▶ WRITTEN PROBLEM
Pull out every line with the word "dmin".

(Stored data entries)
- - - - -

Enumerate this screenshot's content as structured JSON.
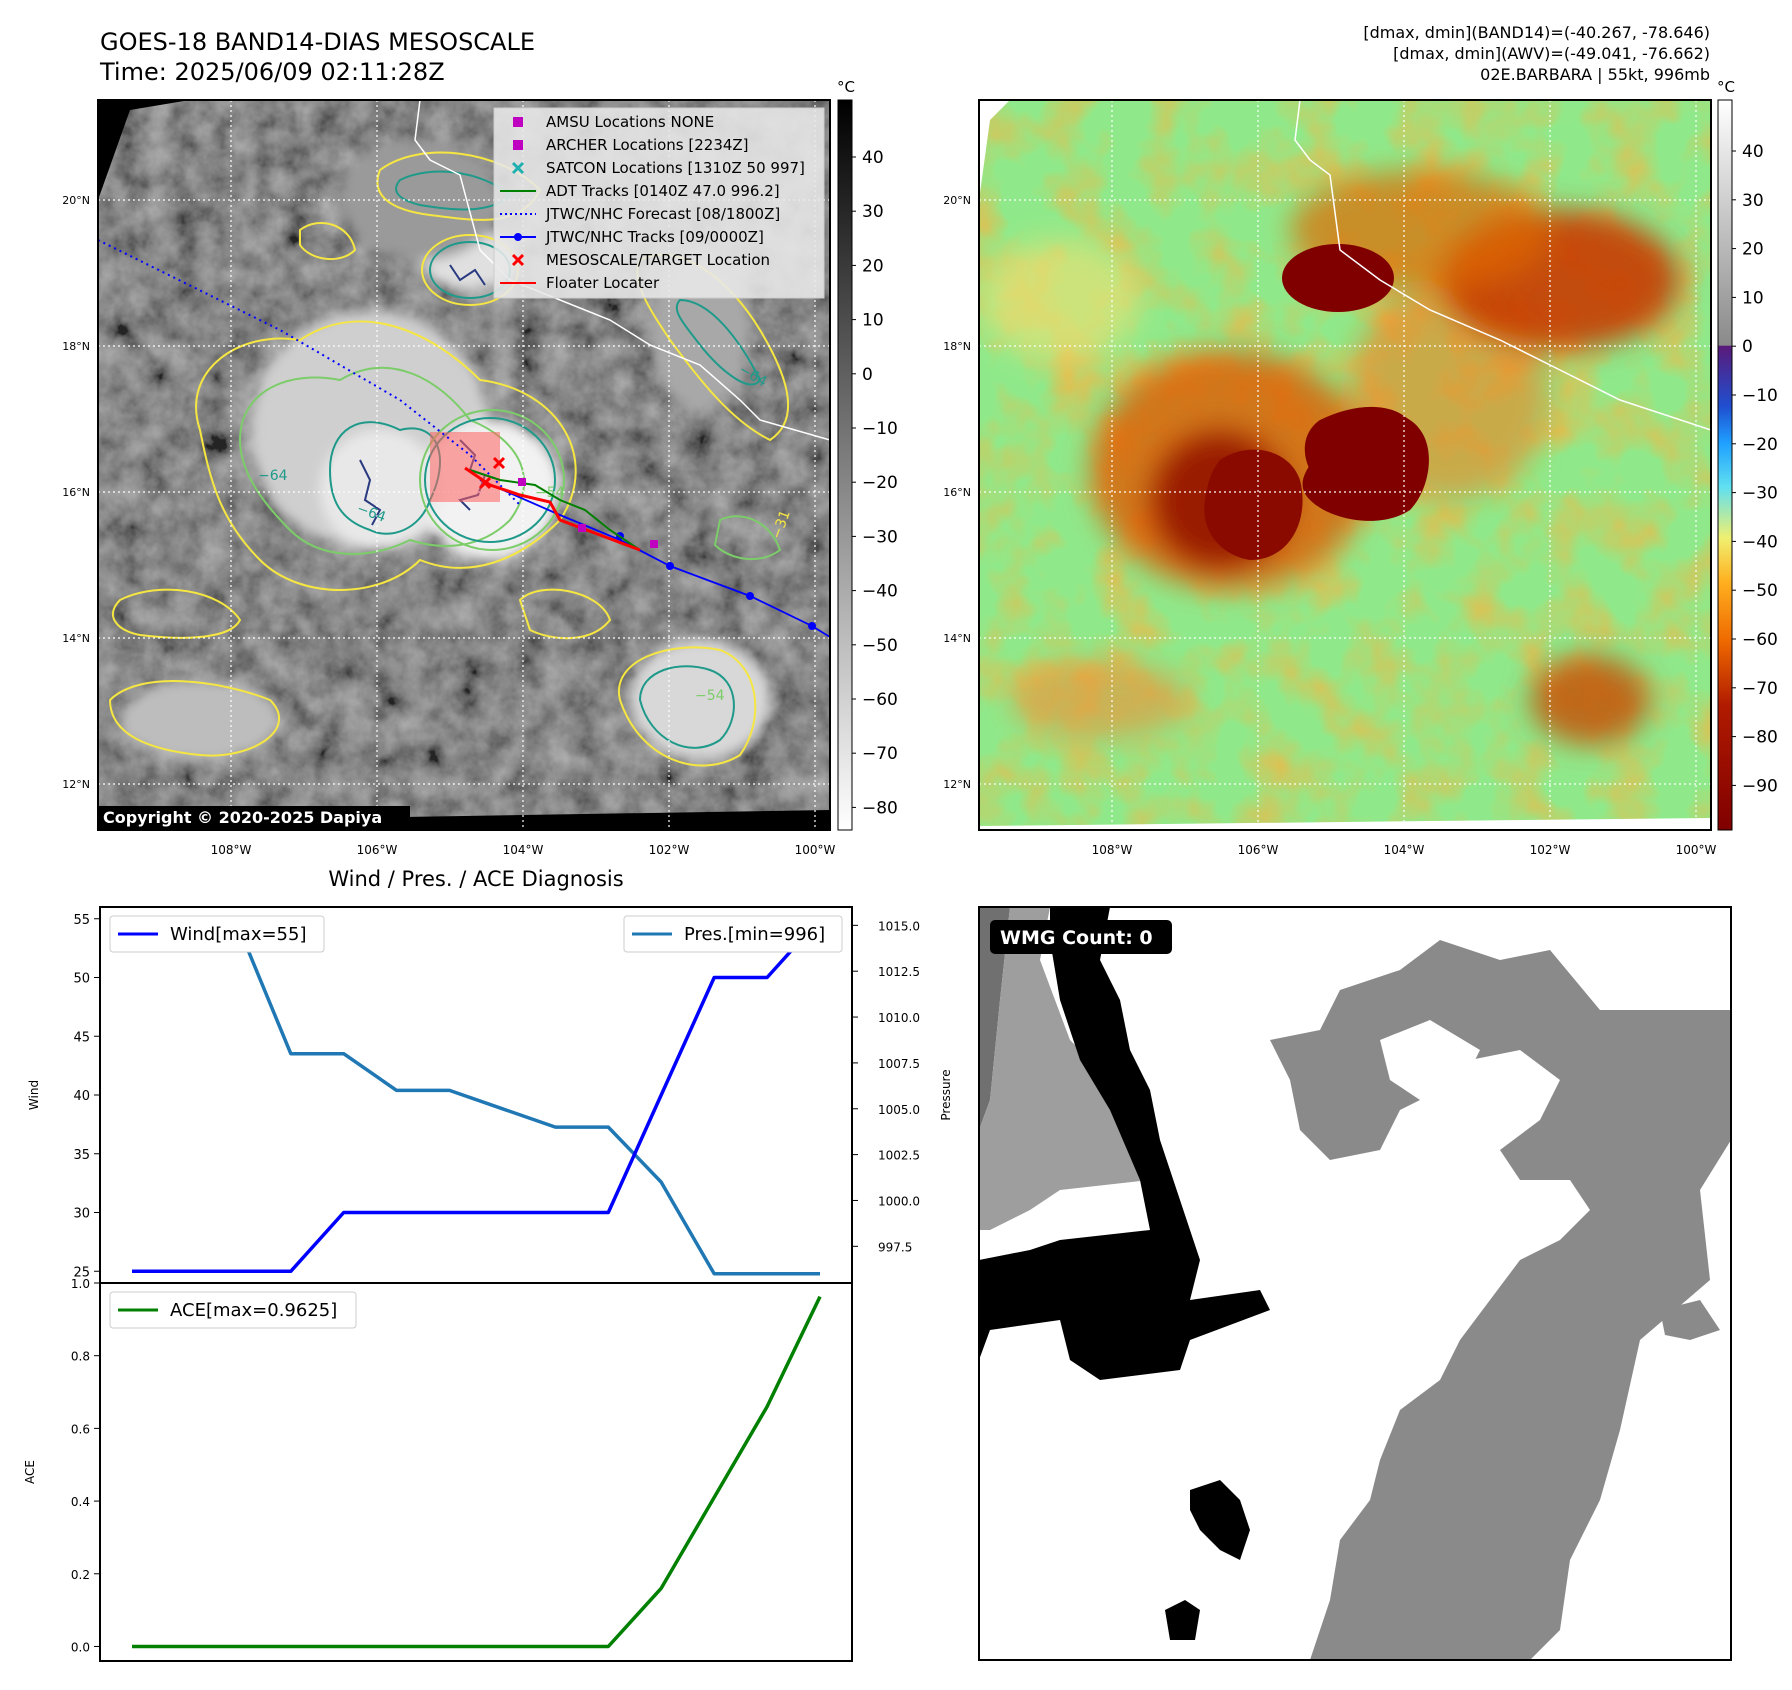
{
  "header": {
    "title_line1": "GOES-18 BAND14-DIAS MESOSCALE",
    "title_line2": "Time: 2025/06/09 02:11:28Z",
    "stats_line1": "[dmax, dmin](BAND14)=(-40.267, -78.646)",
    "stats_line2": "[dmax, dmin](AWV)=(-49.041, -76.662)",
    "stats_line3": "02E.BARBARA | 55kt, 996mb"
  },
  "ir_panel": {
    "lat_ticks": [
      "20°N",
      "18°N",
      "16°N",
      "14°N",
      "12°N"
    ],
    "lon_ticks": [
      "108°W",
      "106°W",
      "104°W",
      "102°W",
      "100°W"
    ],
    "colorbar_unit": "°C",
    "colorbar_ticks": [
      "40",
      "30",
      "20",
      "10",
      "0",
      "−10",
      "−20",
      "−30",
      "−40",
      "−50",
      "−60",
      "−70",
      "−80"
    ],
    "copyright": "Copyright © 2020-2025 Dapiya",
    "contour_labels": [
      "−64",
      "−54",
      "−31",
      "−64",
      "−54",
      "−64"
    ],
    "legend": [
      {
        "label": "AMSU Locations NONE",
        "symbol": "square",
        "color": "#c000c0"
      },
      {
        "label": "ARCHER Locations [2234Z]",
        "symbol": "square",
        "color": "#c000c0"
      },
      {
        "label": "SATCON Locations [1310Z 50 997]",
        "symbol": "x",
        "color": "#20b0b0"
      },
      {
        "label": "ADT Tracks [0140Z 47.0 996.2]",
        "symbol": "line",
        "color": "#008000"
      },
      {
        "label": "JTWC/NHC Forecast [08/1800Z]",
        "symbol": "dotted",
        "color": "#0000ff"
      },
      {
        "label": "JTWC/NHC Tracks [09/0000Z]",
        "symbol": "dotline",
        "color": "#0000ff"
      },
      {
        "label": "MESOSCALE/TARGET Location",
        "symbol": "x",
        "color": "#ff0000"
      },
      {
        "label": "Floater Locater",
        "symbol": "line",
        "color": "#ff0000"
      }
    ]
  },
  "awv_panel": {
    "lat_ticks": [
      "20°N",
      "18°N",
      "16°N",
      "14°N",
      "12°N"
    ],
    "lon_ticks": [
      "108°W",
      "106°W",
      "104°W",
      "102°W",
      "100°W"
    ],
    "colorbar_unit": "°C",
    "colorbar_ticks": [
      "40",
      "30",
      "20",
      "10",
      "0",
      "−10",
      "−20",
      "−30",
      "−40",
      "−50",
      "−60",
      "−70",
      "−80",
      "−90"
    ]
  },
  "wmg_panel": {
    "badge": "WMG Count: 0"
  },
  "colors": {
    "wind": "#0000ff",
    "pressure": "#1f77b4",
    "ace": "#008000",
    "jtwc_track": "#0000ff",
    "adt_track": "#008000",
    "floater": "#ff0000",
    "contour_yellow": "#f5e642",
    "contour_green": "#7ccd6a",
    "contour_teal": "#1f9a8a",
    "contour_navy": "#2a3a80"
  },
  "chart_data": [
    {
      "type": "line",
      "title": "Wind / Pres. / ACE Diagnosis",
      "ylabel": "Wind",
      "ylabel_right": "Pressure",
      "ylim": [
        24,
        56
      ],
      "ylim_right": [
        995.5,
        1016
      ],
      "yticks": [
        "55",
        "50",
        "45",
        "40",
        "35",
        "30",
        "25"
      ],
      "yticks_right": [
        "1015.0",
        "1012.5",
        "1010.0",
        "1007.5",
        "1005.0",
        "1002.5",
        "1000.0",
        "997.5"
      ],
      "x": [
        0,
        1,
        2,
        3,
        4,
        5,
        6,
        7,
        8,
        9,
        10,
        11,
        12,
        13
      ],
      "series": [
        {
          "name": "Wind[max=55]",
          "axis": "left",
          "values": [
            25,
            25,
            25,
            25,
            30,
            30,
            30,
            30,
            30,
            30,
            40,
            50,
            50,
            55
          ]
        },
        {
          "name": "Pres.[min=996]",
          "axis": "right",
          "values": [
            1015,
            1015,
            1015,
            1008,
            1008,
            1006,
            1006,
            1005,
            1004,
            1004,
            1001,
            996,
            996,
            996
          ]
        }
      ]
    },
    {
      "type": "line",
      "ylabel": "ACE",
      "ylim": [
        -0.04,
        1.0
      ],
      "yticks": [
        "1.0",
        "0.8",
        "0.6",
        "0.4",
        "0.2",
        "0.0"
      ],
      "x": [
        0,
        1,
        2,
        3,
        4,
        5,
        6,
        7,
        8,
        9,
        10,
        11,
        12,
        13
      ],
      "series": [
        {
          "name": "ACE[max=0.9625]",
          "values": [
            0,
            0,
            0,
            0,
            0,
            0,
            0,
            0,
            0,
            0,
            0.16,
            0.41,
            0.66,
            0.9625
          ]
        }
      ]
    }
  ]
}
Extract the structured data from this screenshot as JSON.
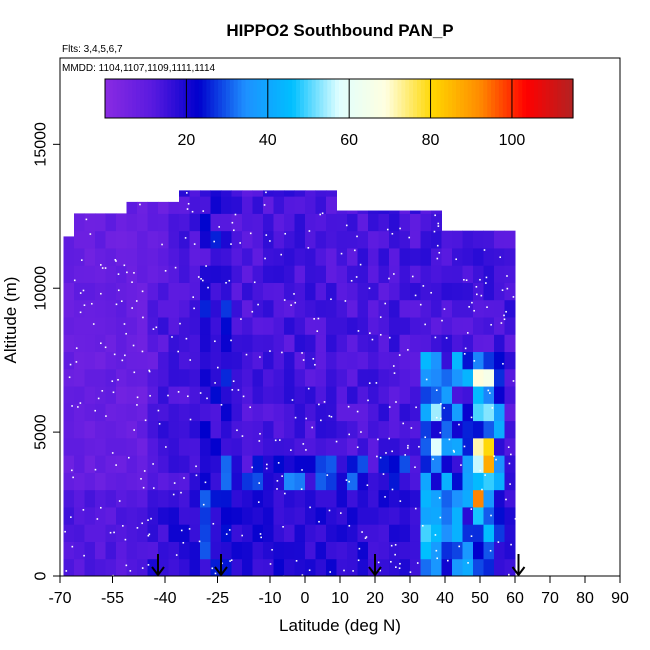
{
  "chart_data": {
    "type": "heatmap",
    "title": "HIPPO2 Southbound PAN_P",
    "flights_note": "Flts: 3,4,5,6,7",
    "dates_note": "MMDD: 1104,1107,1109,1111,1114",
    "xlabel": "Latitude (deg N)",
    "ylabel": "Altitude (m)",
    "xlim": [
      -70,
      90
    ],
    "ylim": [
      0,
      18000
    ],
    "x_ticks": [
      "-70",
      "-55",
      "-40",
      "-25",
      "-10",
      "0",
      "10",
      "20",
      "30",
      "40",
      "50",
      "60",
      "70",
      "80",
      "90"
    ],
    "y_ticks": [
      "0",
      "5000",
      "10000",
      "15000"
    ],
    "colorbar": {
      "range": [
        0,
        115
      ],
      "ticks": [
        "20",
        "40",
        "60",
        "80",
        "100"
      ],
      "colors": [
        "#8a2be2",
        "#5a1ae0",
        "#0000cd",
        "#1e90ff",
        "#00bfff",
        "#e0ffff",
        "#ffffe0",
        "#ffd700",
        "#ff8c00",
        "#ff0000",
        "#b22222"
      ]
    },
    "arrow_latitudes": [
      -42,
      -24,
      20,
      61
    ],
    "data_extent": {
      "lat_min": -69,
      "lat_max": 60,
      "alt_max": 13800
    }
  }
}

- - - - -

▶ EXERCISE RESPONSE
    "stats_line1": "[dmax, dmin](BAND14)=(-40.267, -78.646)",
    "stats_line2": "[dmax, dmin](AWV)=(-49.041, -76.662)",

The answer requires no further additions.